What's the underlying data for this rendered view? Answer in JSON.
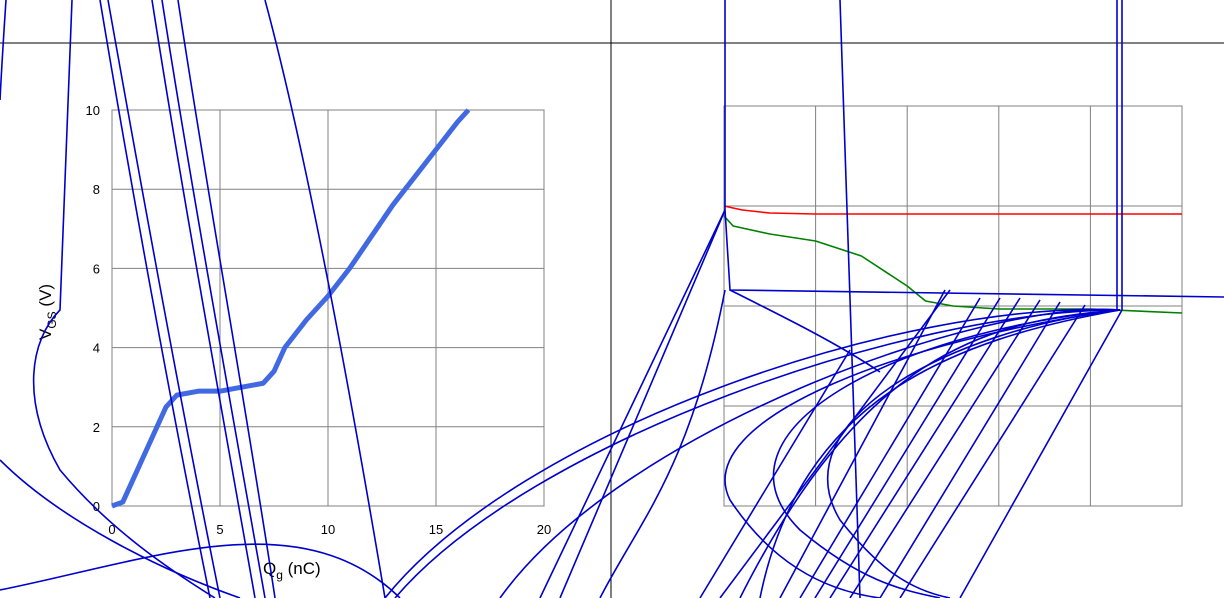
{
  "chart_data": [
    {
      "type": "line",
      "xlabel": "Q",
      "xlabel_sub": "g",
      "xlabel_unit": " (nC)",
      "ylabel": "V",
      "ylabel_sub": "GS",
      "ylabel_unit": " (V)",
      "xlim": [
        0,
        20
      ],
      "ylim": [
        0,
        10
      ],
      "x_ticks": [
        "0",
        "5",
        "10",
        "15",
        "20"
      ],
      "y_ticks": [
        "0",
        "2",
        "4",
        "6",
        "8",
        "10"
      ],
      "grid": true,
      "series": [
        {
          "color": "#4169e1",
          "x": [
            0,
            0.5,
            1.0,
            1.5,
            2.0,
            2.5,
            3.0,
            4.0,
            5.0,
            6.0,
            7.0,
            7.5,
            8.0,
            9.0,
            10.0,
            11.0,
            12.0,
            13.0,
            14.0,
            15.0,
            16.0,
            16.5
          ],
          "y": [
            0,
            0.1,
            0.7,
            1.3,
            1.9,
            2.5,
            2.8,
            2.9,
            2.9,
            3.0,
            3.1,
            3.4,
            4.0,
            4.7,
            5.3,
            6.0,
            6.8,
            7.6,
            8.3,
            9.0,
            9.7,
            10.0
          ]
        }
      ]
    },
    {
      "type": "line",
      "grid": true,
      "xlim": [
        0,
        5
      ],
      "ylim": [
        0,
        4
      ],
      "series": [
        {
          "color": "#ff0000",
          "x": [
            0,
            0.2,
            0.5,
            1.0,
            2.0,
            3.0,
            4.0,
            5.0
          ],
          "y": [
            3.0,
            2.96,
            2.93,
            2.92,
            2.92,
            2.92,
            2.92,
            2.92
          ]
        },
        {
          "color": "#008000",
          "x": [
            0,
            0.1,
            0.5,
            1.0,
            1.5,
            2.0,
            2.2,
            2.5,
            3.0,
            4.0,
            5.0
          ],
          "y": [
            2.9,
            2.8,
            2.72,
            2.65,
            2.5,
            2.2,
            2.05,
            2.0,
            1.97,
            1.97,
            1.93
          ]
        }
      ]
    }
  ],
  "overlay_color": "#0000cd"
}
——
> _Given exercise_
Output each line exactly; omit every picture.

> _Task solution_
What's the underlying data for this rendered view? Answer in JSON.
{
  "chart_data": [
    {
      "type": "line",
      "xlabel": "Q",
      "xlabel_sub": "g",
      "xlabel_unit": " (nC)",
      "ylabel": "V",
      "ylabel_sub": "GS",
      "ylabel_unit": " (V)",
      "xlim": [
        0,
        20
      ],
      "ylim": [
        0,
        10
      ],
      "x_ticks": [
        "0",
        "5",
        "10",
        "15",
        "20"
      ],
      "y_ticks": [
        "0",
        "2",
        "4",
        "6",
        "8",
        "10"
      ],
      "grid": true,
      "series": [
        {
          "color": "#4169e1",
          "x": [
            0,
            0.5,
            1.0,
            1.5,
            2.0,
            2.5,
            3.0,
            4.0,
            5.0,
            6.0,
            7.0,
            7.5,
            8.0,
            9.0,
            10.0,
            11.0,
            12.0,
            13.0,
            14.0,
            15.0,
            16.0,
            16.5
          ],
          "y": [
            0,
            0.1,
            0.7,
            1.3,
            1.9,
            2.5,
            2.8,
            2.9,
            2.9,
            3.0,
            3.1,
            3.4,
            4.0,
            4.7,
            5.3,
            6.0,
            6.8,
            7.6,
            8.3,
            9.0,
            9.7,
            10.0
          ]
        }
      ]
    },
    {
      "type": "line",
      "grid": true,
      "xlim": [
        0,
        5
      ],
      "ylim": [
        0,
        4
      ],
      "series": [
        {
          "color": "#ff0000",
          "x": [
            0,
            0.2,
            0.5,
            1.0,
            2.0,
            3.0,
            4.0,
            5.0
          ],
          "y": [
            3.0,
            2.96,
            2.93,
            2.92,
            2.92,
            2.92,
            2.92,
            2.92
          ]
        },
        {
          "color": "#008000",
          "x": [
            0,
            0.1,
            0.5,
            1.0,
            1.5,
            2.0,
            2.2,
            2.5,
            3.0,
            4.0,
            5.0
          ],
          "y": [
            2.9,
            2.8,
            2.72,
            2.65,
            2.5,
            2.2,
            2.05,
            2.0,
            1.97,
            1.97,
            1.93
          ]
        }
      ]
    }
  ],
  "overlay_color": "#0000cd"
}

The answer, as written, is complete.